(Collected data)
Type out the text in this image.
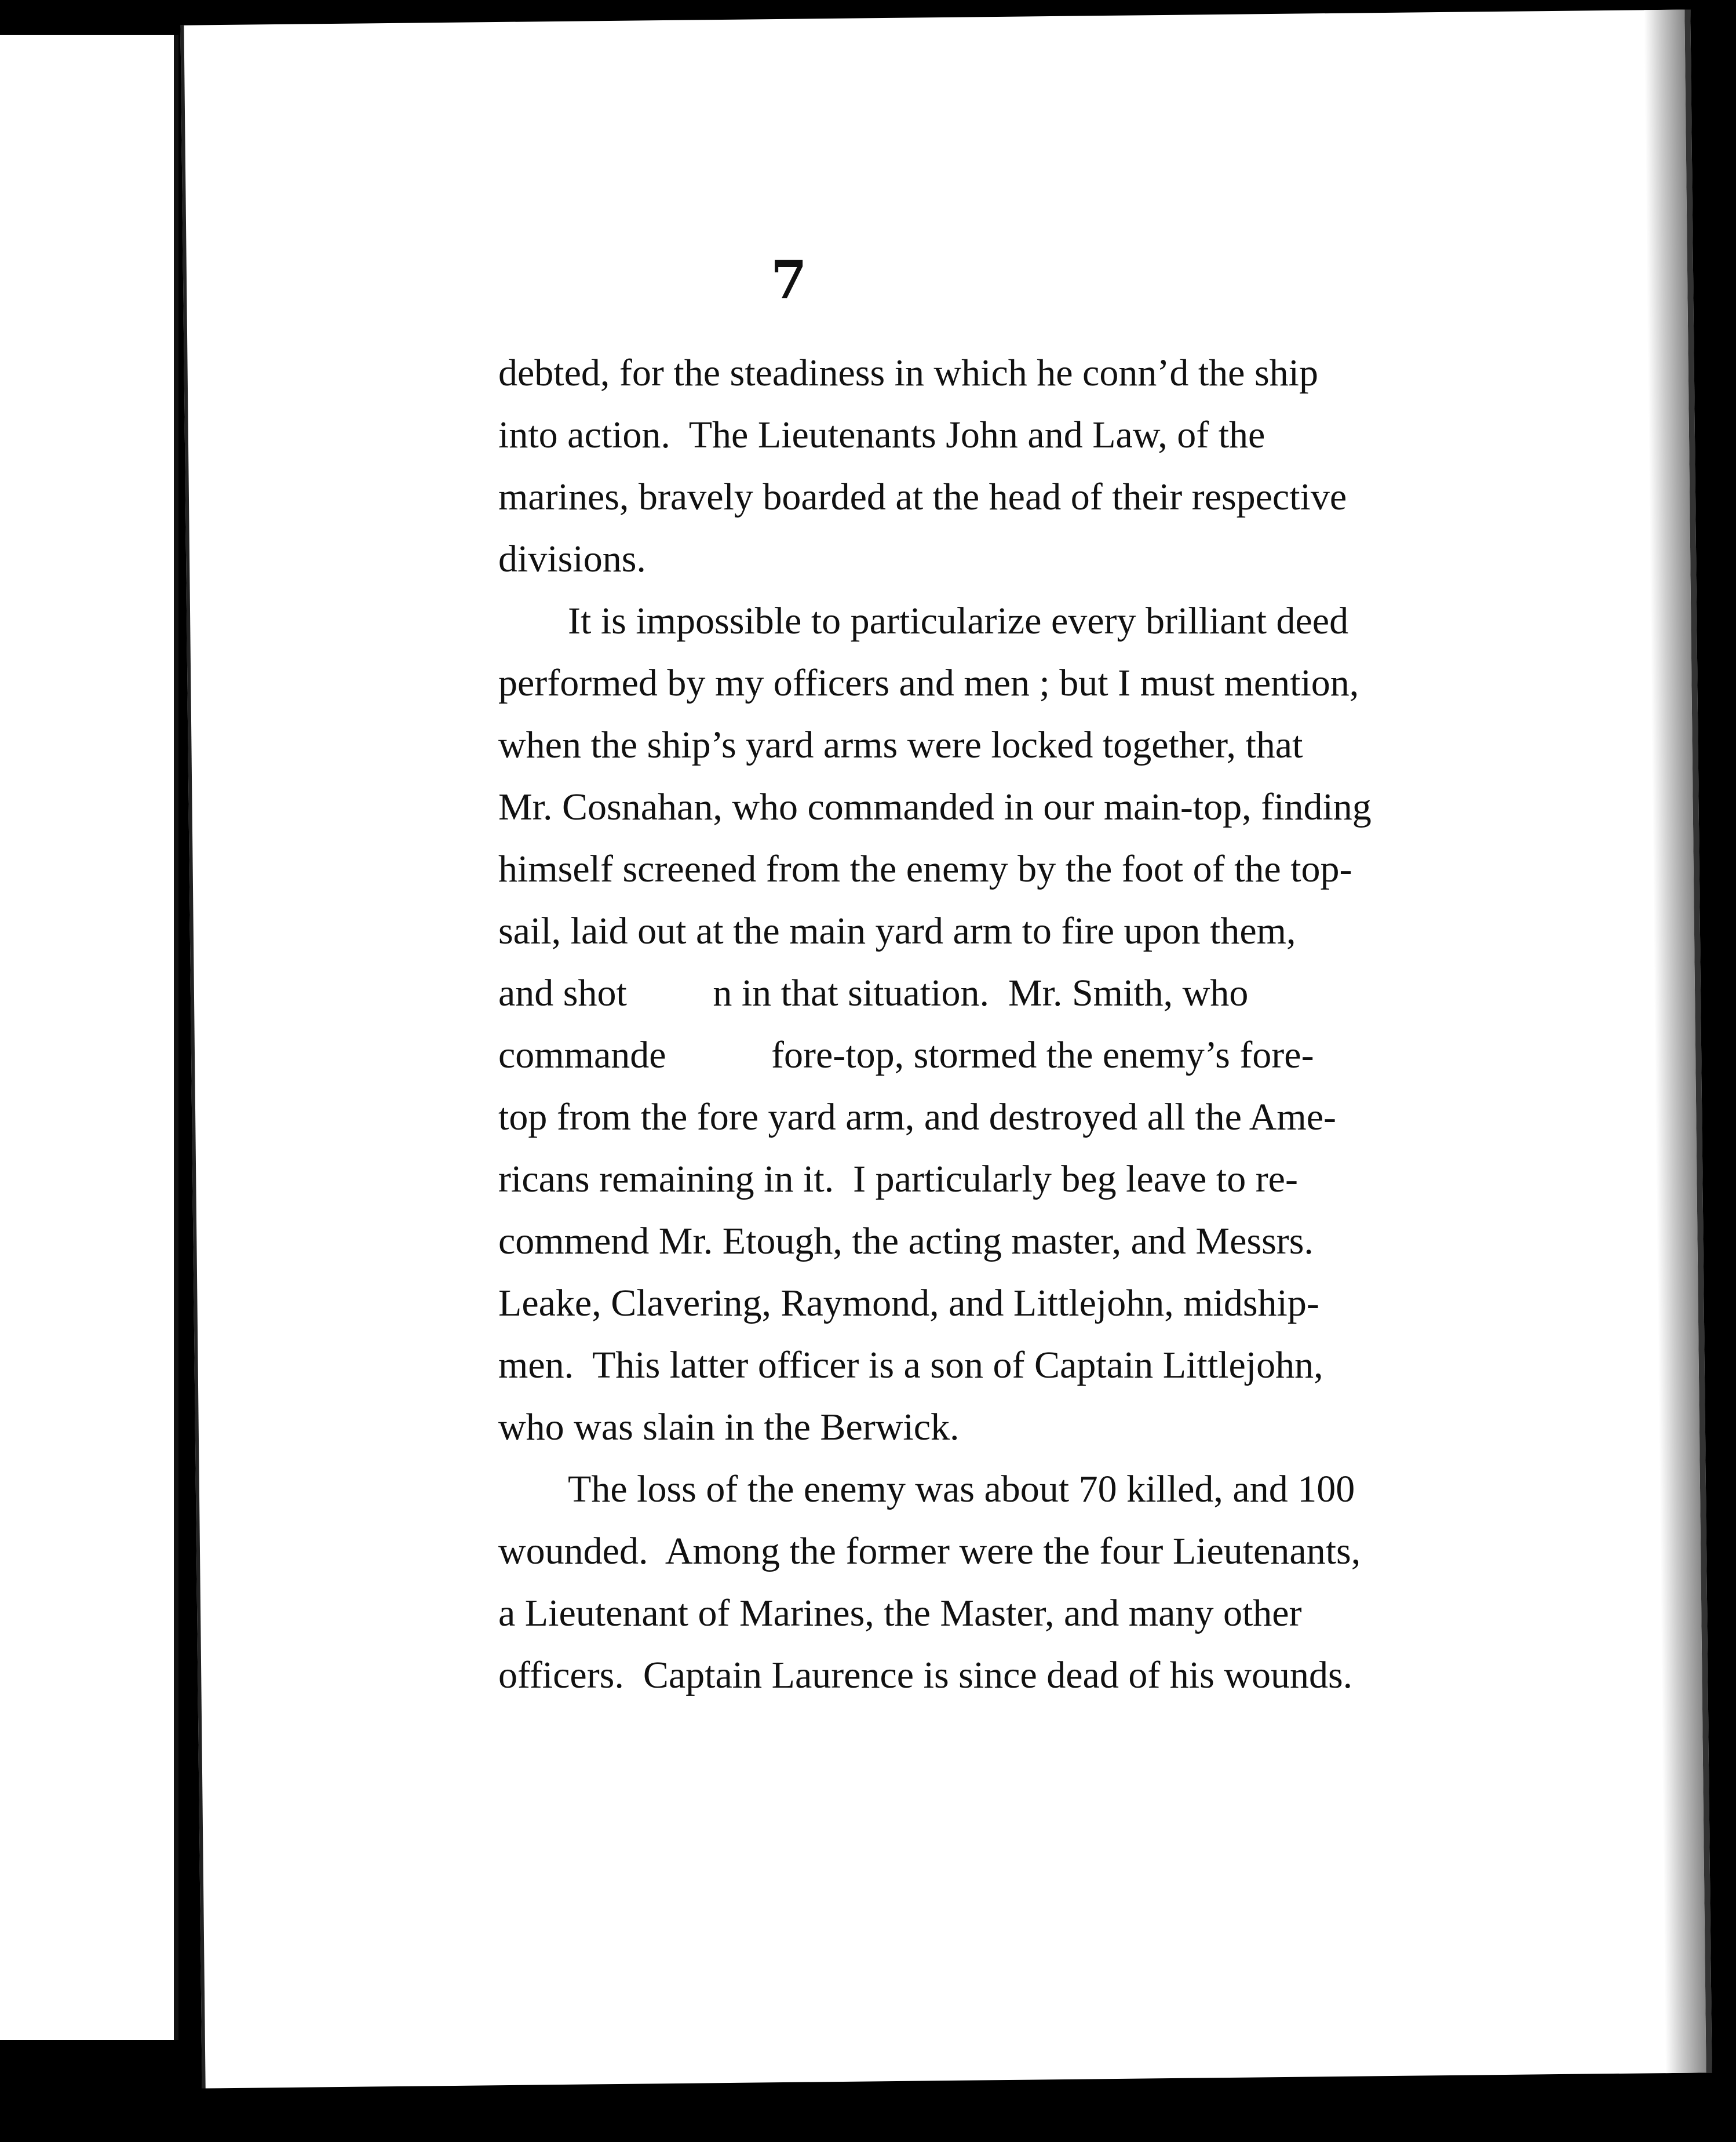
7
debted, for the steadiness in which he conn’d the ship
into action.  The Lieutenants John and Law, of the
marines, bravely boarded at the head of their respective
divisions.
It is impossible to particularize every brilliant deed
performed by my officers and men ; but I must mention,
when the ship’s yard arms were locked together, that
Mr. Cosnahan, who commanded in our main-top, finding
himself screened from the enemy by the foot of the top-
sail, laid out at the main yard arm to fire upon them,
and shot         n in that situation.  Mr. Smith, who
commande           fore-top, stormed the enemy’s fore-
top from the fore yard arm, and destroyed all the Ame-
ricans remaining in it.  I particularly beg leave to re-
commend Mr. Etough, the acting master, and Messrs.
Leake, Clavering, Raymond, and Littlejohn, midship-
men.  This latter officer is a son of Captain Littlejohn,
who was slain in the Berwick.
The loss of the enemy was about 70 killed, and 100
wounded.  Among the former were the four Lieutenants,
a Lieutenant of Marines, the Master, and many other
officers.  Captain Laurence is since dead of his wounds.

- **What you need to do**:
Quote everything in the listing above exactly; pictures are the only thing to omit.

- **Result of the exercise**:
Type out the text in this image.
7
debted, for the steadiness in which he conn’d the ship
into action.  The Lieutenants John and Law, of the
marines, bravely boarded at the head of their respective
divisions.
It is impossible to particularize every brilliant deed
performed by my officers and men ; but I must mention,
when the ship’s yard arms were locked together, that
Mr. Cosnahan, who commanded in our main-top, finding
himself screened from the enemy by the foot of the top-
sail, laid out at the main yard arm to fire upon them,
and shot         n in that situation.  Mr. Smith, who
commande           fore-top, stormed the enemy’s fore-
top from the fore yard arm, and destroyed all the Ame-
ricans remaining in it.  I particularly beg leave to re-
commend Mr. Etough, the acting master, and Messrs.
Leake, Clavering, Raymond, and Littlejohn, midship-
men.  This latter officer is a son of Captain Littlejohn,
who was slain in the Berwick.
The loss of the enemy was about 70 killed, and 100
wounded.  Among the former were the four Lieutenants,
a Lieutenant of Marines, the Master, and many other
officers.  Captain Laurence is since dead of his wounds.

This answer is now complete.